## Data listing
..........
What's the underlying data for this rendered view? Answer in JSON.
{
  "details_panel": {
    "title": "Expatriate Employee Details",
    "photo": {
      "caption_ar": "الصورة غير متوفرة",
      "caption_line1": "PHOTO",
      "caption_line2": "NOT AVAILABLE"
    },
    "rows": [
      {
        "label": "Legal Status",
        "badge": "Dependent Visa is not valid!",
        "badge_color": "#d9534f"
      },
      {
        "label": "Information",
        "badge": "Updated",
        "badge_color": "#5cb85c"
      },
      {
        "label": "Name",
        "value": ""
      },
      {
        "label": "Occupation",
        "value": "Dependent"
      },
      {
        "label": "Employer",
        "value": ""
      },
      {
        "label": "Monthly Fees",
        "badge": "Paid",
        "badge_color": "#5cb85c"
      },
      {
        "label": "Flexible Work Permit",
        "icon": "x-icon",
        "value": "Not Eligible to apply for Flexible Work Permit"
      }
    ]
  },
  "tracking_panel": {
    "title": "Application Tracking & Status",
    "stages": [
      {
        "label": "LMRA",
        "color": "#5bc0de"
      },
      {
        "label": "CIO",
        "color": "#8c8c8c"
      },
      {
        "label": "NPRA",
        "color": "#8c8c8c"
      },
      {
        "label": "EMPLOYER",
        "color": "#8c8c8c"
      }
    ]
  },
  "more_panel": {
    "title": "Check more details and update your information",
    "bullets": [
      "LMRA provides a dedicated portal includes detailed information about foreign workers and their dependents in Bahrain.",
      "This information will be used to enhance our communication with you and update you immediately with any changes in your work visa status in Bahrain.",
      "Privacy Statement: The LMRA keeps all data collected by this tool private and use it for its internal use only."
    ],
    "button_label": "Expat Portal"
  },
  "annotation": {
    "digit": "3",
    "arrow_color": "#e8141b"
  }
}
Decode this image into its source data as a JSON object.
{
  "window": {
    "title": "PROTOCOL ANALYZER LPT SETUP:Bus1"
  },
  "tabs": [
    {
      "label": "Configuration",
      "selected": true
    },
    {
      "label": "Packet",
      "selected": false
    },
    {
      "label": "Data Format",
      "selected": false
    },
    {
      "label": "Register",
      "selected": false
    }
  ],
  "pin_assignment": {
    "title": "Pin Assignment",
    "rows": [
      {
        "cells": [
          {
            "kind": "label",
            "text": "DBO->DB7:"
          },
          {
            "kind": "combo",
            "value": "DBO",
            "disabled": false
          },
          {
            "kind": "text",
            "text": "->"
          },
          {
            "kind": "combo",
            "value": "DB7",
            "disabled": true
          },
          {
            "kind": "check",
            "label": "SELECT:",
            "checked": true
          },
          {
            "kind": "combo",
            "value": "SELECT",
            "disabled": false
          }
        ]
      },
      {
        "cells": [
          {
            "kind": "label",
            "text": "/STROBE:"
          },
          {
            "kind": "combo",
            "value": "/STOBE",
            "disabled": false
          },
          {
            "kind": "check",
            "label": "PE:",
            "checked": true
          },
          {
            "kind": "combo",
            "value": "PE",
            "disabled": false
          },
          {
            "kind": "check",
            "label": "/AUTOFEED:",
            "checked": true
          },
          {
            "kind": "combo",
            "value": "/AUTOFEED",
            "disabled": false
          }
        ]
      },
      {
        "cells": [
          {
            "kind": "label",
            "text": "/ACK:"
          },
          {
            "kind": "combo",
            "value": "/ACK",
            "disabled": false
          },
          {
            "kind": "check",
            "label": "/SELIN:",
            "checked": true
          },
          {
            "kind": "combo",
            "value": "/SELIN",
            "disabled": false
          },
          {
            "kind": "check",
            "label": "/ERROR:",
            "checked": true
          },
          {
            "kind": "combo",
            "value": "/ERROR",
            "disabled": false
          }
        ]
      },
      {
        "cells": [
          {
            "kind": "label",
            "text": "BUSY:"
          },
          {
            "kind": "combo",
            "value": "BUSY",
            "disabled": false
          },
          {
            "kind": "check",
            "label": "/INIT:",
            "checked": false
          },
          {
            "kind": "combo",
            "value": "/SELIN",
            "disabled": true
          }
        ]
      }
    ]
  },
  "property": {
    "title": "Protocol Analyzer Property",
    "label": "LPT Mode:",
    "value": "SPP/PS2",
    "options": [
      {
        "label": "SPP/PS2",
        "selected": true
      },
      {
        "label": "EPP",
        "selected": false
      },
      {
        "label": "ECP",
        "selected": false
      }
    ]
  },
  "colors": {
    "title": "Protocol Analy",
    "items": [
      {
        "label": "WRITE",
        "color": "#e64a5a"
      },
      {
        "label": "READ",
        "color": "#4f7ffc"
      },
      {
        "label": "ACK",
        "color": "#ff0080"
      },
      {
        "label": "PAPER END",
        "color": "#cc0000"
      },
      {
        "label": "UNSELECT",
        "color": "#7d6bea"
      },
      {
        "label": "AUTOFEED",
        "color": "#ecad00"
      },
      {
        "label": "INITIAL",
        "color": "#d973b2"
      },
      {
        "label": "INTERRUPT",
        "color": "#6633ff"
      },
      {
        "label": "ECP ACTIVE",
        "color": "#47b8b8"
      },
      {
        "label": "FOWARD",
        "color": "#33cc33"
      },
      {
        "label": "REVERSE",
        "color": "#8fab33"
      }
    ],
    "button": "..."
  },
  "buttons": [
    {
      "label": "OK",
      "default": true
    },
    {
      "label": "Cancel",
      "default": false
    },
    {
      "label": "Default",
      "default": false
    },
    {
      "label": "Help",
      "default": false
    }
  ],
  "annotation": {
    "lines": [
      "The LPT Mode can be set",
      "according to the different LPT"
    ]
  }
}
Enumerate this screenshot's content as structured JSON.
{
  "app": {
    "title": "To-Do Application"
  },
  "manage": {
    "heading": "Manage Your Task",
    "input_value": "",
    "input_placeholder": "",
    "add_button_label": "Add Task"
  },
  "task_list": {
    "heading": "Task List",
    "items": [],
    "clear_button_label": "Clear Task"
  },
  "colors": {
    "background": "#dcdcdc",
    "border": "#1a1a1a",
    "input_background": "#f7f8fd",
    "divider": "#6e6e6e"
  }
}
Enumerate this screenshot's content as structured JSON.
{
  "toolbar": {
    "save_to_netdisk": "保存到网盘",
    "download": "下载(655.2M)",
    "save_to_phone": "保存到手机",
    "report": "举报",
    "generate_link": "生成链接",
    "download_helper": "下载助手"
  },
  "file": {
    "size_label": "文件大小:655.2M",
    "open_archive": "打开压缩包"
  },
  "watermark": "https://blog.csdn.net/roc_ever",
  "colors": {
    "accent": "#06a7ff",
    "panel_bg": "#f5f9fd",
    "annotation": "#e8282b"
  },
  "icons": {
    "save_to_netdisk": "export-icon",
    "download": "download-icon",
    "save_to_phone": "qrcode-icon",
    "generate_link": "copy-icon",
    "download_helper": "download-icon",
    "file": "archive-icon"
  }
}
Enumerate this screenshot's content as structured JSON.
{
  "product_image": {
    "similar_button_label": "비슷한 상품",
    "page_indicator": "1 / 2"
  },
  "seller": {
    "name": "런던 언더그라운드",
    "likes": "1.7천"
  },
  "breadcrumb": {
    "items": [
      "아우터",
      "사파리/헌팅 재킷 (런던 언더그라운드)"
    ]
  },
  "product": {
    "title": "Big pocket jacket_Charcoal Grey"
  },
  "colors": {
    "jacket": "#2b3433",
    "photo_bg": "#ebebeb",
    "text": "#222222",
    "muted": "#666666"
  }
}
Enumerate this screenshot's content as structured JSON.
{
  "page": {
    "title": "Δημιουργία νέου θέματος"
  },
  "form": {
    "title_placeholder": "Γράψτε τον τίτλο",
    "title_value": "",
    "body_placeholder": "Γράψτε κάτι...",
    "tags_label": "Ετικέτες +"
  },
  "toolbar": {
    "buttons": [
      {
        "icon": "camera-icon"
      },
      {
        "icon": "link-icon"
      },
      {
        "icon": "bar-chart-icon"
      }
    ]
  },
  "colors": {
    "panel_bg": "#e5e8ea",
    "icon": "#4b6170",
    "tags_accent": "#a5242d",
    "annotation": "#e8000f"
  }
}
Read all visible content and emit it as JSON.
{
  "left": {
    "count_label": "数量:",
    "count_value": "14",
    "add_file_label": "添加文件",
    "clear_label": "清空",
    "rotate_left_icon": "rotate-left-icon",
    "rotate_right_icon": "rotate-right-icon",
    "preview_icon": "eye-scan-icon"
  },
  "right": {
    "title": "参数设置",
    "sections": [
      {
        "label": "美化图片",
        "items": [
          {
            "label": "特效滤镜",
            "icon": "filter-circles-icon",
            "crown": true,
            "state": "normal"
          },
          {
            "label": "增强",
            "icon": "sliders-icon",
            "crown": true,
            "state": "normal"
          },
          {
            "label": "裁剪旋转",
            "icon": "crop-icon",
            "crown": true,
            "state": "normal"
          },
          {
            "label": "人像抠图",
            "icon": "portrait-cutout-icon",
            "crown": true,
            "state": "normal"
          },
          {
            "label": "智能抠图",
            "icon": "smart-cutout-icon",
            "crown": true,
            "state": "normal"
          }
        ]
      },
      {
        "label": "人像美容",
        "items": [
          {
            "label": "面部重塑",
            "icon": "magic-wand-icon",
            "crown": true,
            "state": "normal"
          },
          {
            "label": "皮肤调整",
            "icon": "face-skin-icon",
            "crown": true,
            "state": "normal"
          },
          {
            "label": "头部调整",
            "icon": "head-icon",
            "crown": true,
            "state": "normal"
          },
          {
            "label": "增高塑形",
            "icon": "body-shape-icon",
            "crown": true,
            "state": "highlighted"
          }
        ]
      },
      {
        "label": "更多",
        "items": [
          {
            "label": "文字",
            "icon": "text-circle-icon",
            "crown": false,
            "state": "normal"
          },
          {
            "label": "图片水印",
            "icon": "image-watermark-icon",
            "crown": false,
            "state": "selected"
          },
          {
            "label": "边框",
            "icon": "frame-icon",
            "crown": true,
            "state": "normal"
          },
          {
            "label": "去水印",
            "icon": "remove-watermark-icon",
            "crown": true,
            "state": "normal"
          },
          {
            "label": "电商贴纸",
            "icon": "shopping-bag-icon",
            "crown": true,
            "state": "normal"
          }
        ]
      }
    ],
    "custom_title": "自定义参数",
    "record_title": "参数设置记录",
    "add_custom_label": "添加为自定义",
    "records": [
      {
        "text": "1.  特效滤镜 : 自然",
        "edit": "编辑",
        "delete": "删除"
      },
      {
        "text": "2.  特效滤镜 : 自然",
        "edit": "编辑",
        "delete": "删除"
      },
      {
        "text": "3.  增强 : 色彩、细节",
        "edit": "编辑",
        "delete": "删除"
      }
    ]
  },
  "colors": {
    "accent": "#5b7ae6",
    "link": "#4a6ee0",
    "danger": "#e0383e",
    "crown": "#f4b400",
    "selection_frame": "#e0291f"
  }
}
..........
## TASK BRIEF
Across the entries, how many lines hold the word "Flexible"? Say only the number.

## CORRECT ANSWER
2